Your instructions: Find every line of the listing below where "JSON" appears, and copy it.

Collected data:
^^^^^^^^

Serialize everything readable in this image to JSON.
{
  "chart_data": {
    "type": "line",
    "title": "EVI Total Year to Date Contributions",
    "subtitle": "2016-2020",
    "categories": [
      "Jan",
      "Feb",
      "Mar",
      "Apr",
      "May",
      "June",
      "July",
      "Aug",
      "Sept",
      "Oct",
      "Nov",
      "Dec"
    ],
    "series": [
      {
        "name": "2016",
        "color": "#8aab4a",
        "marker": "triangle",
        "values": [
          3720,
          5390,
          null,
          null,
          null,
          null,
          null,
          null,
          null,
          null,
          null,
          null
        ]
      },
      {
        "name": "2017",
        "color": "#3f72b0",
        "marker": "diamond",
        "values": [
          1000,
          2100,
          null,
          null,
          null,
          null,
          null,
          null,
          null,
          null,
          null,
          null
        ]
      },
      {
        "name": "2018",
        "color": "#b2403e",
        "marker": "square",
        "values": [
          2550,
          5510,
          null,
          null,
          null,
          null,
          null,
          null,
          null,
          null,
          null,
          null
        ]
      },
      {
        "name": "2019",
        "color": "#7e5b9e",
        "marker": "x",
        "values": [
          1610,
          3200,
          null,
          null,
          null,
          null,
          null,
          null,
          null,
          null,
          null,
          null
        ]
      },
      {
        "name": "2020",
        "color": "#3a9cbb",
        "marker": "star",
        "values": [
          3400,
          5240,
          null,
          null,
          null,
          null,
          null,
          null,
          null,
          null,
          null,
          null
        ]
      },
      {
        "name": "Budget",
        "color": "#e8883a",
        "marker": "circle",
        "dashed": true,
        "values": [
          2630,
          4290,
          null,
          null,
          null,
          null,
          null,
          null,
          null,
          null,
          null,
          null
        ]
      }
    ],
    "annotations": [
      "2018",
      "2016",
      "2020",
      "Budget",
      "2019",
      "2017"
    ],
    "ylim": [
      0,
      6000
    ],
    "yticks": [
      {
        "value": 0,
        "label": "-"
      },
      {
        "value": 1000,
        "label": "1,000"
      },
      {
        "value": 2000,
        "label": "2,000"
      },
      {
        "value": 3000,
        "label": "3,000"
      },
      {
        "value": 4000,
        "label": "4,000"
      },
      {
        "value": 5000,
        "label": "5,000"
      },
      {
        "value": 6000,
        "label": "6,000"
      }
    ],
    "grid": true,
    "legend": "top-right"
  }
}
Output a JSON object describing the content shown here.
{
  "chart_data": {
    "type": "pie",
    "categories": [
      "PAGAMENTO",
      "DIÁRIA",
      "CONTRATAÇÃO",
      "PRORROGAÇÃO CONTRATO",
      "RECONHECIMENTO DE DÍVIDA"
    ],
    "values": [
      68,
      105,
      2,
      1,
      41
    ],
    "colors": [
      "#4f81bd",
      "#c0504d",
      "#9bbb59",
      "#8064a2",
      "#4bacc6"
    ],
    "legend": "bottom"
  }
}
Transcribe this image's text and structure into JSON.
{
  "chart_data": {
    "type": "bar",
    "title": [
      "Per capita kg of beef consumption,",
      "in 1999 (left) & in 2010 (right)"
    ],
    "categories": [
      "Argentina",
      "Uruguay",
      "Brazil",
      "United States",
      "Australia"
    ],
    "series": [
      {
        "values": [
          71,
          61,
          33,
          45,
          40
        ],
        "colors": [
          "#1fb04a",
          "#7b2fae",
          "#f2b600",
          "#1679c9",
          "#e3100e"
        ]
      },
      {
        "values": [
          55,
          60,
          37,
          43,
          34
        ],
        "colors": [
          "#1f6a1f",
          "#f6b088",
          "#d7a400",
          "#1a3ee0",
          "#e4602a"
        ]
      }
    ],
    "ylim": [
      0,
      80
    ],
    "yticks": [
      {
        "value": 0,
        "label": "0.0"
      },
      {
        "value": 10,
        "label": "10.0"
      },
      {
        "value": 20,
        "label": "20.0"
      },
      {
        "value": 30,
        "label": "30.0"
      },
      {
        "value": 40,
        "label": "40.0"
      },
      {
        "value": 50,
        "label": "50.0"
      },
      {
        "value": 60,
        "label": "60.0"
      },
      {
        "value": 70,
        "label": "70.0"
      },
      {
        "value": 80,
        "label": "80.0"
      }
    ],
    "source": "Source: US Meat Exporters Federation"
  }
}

^^^^^^^^

Final answer:
Serialize everything readable in this image to JSON.
Output a JSON object describing the content shown here.
Transcribe this image's text and structure into JSON.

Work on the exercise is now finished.